> [Exercise aim]
Reproduce the listing verbatim.

[Dataset items]

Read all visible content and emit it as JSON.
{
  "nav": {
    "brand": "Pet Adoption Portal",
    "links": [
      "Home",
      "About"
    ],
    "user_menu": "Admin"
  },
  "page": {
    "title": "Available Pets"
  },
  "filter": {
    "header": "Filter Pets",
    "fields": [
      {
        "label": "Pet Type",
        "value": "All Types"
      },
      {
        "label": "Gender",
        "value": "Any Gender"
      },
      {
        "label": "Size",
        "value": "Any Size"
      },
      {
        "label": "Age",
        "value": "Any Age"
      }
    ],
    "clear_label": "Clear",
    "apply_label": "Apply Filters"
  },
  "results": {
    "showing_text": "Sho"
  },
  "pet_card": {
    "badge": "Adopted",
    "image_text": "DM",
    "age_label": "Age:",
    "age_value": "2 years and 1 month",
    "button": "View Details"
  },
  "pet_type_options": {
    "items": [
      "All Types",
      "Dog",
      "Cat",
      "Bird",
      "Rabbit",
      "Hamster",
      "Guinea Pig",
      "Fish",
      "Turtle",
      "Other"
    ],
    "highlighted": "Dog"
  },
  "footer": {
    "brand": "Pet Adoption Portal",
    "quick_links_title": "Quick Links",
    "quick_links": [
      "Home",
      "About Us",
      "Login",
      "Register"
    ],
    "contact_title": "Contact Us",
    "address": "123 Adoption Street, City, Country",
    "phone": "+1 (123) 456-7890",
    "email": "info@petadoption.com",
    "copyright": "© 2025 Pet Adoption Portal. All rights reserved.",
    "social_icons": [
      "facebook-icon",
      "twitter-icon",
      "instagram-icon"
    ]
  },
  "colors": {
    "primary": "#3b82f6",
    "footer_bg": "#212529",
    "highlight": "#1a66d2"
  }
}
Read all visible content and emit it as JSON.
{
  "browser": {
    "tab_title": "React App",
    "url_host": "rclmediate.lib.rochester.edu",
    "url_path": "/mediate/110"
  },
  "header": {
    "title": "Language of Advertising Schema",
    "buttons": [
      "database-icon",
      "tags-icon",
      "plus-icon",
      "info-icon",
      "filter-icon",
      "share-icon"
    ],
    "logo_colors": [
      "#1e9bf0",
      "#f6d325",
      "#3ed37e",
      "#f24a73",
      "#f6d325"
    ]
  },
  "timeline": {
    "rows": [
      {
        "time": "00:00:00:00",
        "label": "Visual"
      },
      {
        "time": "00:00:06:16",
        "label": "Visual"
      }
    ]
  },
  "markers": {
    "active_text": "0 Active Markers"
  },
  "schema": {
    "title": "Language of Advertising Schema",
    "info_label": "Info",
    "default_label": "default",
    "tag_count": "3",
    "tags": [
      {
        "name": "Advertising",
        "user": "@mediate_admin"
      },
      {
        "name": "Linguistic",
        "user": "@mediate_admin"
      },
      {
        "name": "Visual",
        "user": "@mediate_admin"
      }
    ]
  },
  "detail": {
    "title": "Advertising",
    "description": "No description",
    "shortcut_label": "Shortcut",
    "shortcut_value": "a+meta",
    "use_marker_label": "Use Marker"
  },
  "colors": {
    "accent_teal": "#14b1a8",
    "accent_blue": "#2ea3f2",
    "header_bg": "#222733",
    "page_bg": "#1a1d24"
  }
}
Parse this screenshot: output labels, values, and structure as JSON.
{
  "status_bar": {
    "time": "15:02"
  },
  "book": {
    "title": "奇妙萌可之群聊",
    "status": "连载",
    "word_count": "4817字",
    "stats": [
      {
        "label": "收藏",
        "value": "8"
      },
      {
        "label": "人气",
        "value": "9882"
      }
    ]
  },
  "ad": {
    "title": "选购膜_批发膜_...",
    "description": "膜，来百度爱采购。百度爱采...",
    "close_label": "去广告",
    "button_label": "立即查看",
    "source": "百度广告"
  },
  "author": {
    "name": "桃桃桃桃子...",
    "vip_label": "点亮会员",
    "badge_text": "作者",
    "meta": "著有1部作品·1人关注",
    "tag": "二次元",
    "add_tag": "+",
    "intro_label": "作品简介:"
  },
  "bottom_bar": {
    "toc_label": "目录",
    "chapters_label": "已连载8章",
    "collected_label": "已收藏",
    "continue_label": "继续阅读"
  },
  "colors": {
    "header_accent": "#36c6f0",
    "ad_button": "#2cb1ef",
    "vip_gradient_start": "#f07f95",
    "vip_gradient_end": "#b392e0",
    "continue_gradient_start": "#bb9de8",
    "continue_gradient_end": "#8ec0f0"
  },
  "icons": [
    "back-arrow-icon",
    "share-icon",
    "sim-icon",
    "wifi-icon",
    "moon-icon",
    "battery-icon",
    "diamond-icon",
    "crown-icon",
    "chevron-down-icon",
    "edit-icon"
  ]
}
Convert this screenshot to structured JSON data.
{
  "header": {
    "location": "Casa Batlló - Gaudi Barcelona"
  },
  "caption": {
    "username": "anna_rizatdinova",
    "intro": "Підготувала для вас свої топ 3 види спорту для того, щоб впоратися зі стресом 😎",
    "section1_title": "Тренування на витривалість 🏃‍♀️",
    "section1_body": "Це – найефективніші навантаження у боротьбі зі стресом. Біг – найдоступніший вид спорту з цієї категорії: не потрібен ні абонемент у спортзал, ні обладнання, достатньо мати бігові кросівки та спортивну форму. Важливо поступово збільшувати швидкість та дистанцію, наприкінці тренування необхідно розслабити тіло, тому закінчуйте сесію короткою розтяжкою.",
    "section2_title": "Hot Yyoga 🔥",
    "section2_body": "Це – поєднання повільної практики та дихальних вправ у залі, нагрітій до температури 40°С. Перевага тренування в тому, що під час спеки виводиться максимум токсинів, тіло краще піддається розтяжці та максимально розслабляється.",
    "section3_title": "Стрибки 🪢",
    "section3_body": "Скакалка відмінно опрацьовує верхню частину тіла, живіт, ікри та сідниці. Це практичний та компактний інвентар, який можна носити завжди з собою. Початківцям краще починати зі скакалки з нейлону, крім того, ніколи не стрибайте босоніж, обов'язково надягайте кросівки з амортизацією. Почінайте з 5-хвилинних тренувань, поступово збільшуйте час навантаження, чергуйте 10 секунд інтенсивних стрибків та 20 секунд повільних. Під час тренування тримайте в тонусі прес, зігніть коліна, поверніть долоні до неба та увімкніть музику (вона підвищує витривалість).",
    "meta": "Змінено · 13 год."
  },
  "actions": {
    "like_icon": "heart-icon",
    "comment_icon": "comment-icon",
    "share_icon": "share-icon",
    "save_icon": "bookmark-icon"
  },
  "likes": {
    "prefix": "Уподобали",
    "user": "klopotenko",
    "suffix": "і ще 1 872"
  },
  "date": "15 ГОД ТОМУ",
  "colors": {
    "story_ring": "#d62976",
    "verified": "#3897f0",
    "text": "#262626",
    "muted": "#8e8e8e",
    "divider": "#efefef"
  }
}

> [Written response]
Read all visible content and emit it as JSON.
{
  "nav": {
    "brand": "Pet Adoption Portal",
    "links": [
      "Home",
      "About"
    ],
    "user_menu": "Admin"
  },
  "page": {
    "title": "Available Pets"
  },
  "filter": {
    "header": "Filter Pets",
    "fields": [
      {
        "label": "Pet Type",
        "value": "All Types"
      },
      {
        "label": "Gender",
        "value": "Any Gender"
      },
      {
        "label": "Size",
        "value": "Any Size"
      },
      {
        "label": "Age",
        "value": "Any Age"
      }
    ],
    "clear_label": "Clear",
    "apply_label": "Apply Filters"
  },
  "results": {
    "showing_text": "Sho"
  },
  "pet_card": {
    "badge": "Adopted",
    "image_text": "DM",
    "age_label": "Age:",
    "age_value": "2 years and 1 month",
    "button": "View Details"
  },
  "pet_type_options": {
    "items": [
      "All Types",
      "Dog",
      "Cat",
      "Bird",
      "Rabbit",
      "Hamster",
      "Guinea Pig",
      "Fish",
      "Turtle",
      "Other"
    ],
    "highlighted": "Dog"
  },
  "footer": {
    "brand": "Pet Adoption Portal",
    "quick_links_title": "Quick Links",
    "quick_links": [
      "Home",
      "About Us",
      "Login",
      "Register"
    ],
    "contact_title": "Contact Us",
    "address": "123 Adoption Street, City, Country",
    "phone": "+1 (123) 456-7890",
    "email": "info@petadoption.com",
    "copyright": "© 2025 Pet Adoption Portal. All rights reserved.",
    "social_icons": [
      "facebook-icon",
      "twitter-icon",
      "instagram-icon"
    ]
  },
  "colors": {
    "primary": "#3b82f6",
    "footer_bg": "#212529",
    "highlight": "#1a66d2"
  }
}
Read all visible content and emit it as JSON.
{
  "browser": {
    "tab_title": "React App",
    "url_host": "rclmediate.lib.rochester.edu",
    "url_path": "/mediate/110"
  },
  "header": {
    "title": "Language of Advertising Schema",
    "buttons": [
      "database-icon",
      "tags-icon",
      "plus-icon",
      "info-icon",
      "filter-icon",
      "share-icon"
    ],
    "logo_colors": [
      "#1e9bf0",
      "#f6d325",
      "#3ed37e",
      "#f24a73",
      "#f6d325"
    ]
  },
  "timeline": {
    "rows": [
      {
        "time": "00:00:00:00",
        "label": "Visual"
      },
      {
        "time": "00:00:06:16",
        "label": "Visual"
      }
    ]
  },
  "markers": {
    "active_text": "0 Active Markers"
  },
  "schema": {
    "title": "Language of Advertising Schema",
    "info_label": "Info",
    "default_label": "default",
    "tag_count": "3",
    "tags": [
      {
        "name": "Advertising",
        "user": "@mediate_admin"
      },
      {
        "name": "Linguistic",
        "user": "@mediate_admin"
      },
      {
        "name": "Visual",
        "user": "@mediate_admin"
      }
    ]
  },
  "detail": {
    "title": "Advertising",
    "description": "No description",
    "shortcut_label": "Shortcut",
    "shortcut_value": "a+meta",
    "use_marker_label": "Use Marker"
  },
  "colors": {
    "accent_teal": "#14b1a8",
    "accent_blue": "#2ea3f2",
    "header_bg": "#222733",
    "page_bg": "#1a1d24"
  }
}
Parse this screenshot: output labels, values, and structure as JSON.
{
  "status_bar": {
    "time": "15:02"
  },
  "book": {
    "title": "奇妙萌可之群聊",
    "status": "连载",
    "word_count": "4817字",
    "stats": [
      {
        "label": "收藏",
        "value": "8"
      },
      {
        "label": "人气",
        "value": "9882"
      }
    ]
  },
  "ad": {
    "title": "选购膜_批发膜_...",
    "description": "膜，来百度爱采购。百度爱采...",
    "close_label": "去广告",
    "button_label": "立即查看",
    "source": "百度广告"
  },
  "author": {
    "name": "桃桃桃桃子...",
    "vip_label": "点亮会员",
    "badge_text": "作者",
    "meta": "著有1部作品·1人关注",
    "tag": "二次元",
    "add_tag": "+",
    "intro_label": "作品简介:"
  },
  "bottom_bar": {
    "toc_label": "目录",
    "chapters_label": "已连载8章",
    "collected_label": "已收藏",
    "continue_label": "继续阅读"
  },
  "colors": {
    "header_accent": "#36c6f0",
    "ad_button": "#2cb1ef",
    "vip_gradient_start": "#f07f95",
    "vip_gradient_end": "#b392e0",
    "continue_gradient_start": "#bb9de8",
    "continue_gradient_end": "#8ec0f0"
  },
  "icons": [
    "back-arrow-icon",
    "share-icon",
    "sim-icon",
    "wifi-icon",
    "moon-icon",
    "battery-icon",
    "diamond-icon",
    "crown-icon",
    "chevron-down-icon",
    "edit-icon"
  ]
}
Convert this screenshot to structured JSON data.
{
  "header": {
    "location": "Casa Batlló - Gaudi Barcelona"
  },
  "caption": {
    "username": "anna_rizatdinova",
    "intro": "Підготувала для вас свої топ 3 види спорту для того, щоб впоратися зі стресом 😎",
    "section1_title": "Тренування на витривалість 🏃‍♀️",
    "section1_body": "Це – найефективніші навантаження у боротьбі зі стресом. Біг – найдоступніший вид спорту з цієї категорії: не потрібен ні абонемент у спортзал, ні обладнання, достатньо мати бігові кросівки та спортивну форму. Важливо поступово збільшувати швидкість та дистанцію, наприкінці тренування необхідно розслабити тіло, тому закінчуйте сесію короткою розтяжкою.",
    "section2_title": "Hot Yyoga 🔥",
    "section2_body": "Це – поєднання повільної практики та дихальних вправ у залі, нагрітій до температури 40°С. Перевага тренування в тому, що під час спеки виводиться максимум токсинів, тіло краще піддається розтяжці та максимально розслабляється.",
    "section3_title": "Стрибки 🪢",
    "section3_body": "Скакалка відмінно опрацьовує верхню частину тіла, живіт, ікри та сідниці. Це практичний та компактний інвентар, який можна носити завжди з собою. Початківцям краще починати зі скакалки з нейлону, крім того, ніколи не стрибайте босоніж, обов'язково надягайте кросівки з амортизацією. Почінайте з 5-хвилинних тренувань, поступово збільшуйте час навантаження, чергуйте 10 секунд інтенсивних стрибків та 20 секунд повільних. Під час тренування тримайте в тонусі прес, зігніть коліна, поверніть долоні до неба та увімкніть музику (вона підвищує витривалість).",
    "meta": "Змінено · 13 год."
  },
  "actions": {
    "like_icon": "heart-icon",
    "comment_icon": "comment-icon",
    "share_icon": "share-icon",
    "save_icon": "bookmark-icon"
  },
  "likes": {
    "prefix": "Уподобали",
    "user": "klopotenko",
    "suffix": "і ще 1 872"
  },
  "date": "15 ГОД ТОМУ",
  "colors": {
    "story_ring": "#d62976",
    "verified": "#3897f0",
    "text": "#262626",
    "muted": "#8e8e8e",
    "divider": "#efefef"
  }
}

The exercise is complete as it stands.